Exercise: Reproduce every line of the material below, but drop the pictures.

Excerpts from a figure dataset:
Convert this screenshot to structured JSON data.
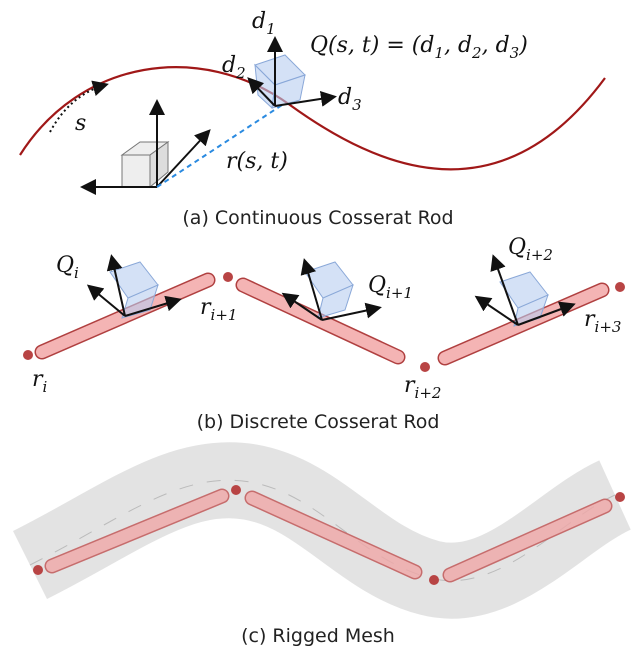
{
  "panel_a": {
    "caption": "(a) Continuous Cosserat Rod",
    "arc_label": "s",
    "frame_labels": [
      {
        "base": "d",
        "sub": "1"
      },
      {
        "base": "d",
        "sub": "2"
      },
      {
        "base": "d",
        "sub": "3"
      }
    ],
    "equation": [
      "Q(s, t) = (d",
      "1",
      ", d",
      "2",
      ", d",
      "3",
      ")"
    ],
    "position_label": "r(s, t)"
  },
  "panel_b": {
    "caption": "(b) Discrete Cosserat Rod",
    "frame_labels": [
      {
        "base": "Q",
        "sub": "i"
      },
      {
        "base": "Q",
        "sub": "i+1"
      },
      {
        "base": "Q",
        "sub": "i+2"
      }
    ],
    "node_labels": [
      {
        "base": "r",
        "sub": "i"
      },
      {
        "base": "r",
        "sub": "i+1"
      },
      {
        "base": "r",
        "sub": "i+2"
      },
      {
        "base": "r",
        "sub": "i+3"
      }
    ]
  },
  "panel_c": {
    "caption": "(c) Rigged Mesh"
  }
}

Task result:
Convert this screenshot to structured JSON data.
{
  "panel_a": {
    "caption": "(a) Continuous Cosserat Rod",
    "arc_label": "s",
    "frame_labels": [
      {
        "base": "d",
        "sub": "1"
      },
      {
        "base": "d",
        "sub": "2"
      },
      {
        "base": "d",
        "sub": "3"
      }
    ],
    "equation": [
      "Q(s, t) = (d",
      "1",
      ", d",
      "2",
      ", d",
      "3",
      ")"
    ],
    "position_label": "r(s, t)"
  },
  "panel_b": {
    "caption": "(b) Discrete Cosserat Rod",
    "frame_labels": [
      {
        "base": "Q",
        "sub": "i"
      },
      {
        "base": "Q",
        "sub": "i+1"
      },
      {
        "base": "Q",
        "sub": "i+2"
      }
    ],
    "node_labels": [
      {
        "base": "r",
        "sub": "i"
      },
      {
        "base": "r",
        "sub": "i+1"
      },
      {
        "base": "r",
        "sub": "i+2"
      },
      {
        "base": "r",
        "sub": "i+3"
      }
    ]
  },
  "panel_c": {
    "caption": "(c) Rigged Mesh"
  }
}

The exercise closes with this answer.